**RAW RECORDS**:
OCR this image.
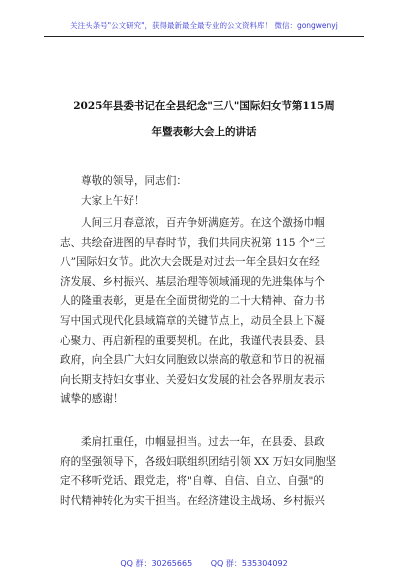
关注头条号"公文研究"，获得最新最全最专业的公文资料库！ 微信：gongwenyj
2025年县委书记在全县纪念"三八"国际妇女节第115周
年暨表彰大会上的讲话
尊敬的领导，同志们：
大家上午好！
人间三月春意浓，百卉争妍满庭芳。在这个激扬巾帼
志、共绘奋进图的早春时节，我们共同庆祝第 115 个“三
八”国际妇女节。此次大会既是对过去一年全县妇女在经
济发展、乡村振兴、基层治理等领域涌现的先进集体与个
人的隆重表彰，更是在全面贯彻党的二十大精神、奋力书
写中国式现代化县域篇章的关键节点上，动员全县上下凝
心聚力、再启新程的重要契机。在此，我谨代表县委、县
政府，向全县广大妇女同胞致以崇高的敬意和节日的祝福
向长期支持妇女事业、关爱妇女发展的社会各界朋友表示
诚挚的感谢！
柔肩扛重任，巾帼显担当。过去一年，在县委、县政
府的坚强领导下，各级妇联组织团结引领 XX 万妇女同胞坚
定不移听党话、跟党走，将"自尊、自信、自立、自强"的
时代精神转化为实干担当。在经济建设主战场、乡村振兴
QQ 群：30265665 QQ 群：535304092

**WHAT IS NEEDED**: Scan the records above for the string "乡村振兴", then select every line that holds it.

**SOLUTION TO THIS EXERCISE**:
济发展、乡村振兴、基层治理等领域涌现的先进集体与个
时代精神转化为实干担当。在经济建设主战场、乡村振兴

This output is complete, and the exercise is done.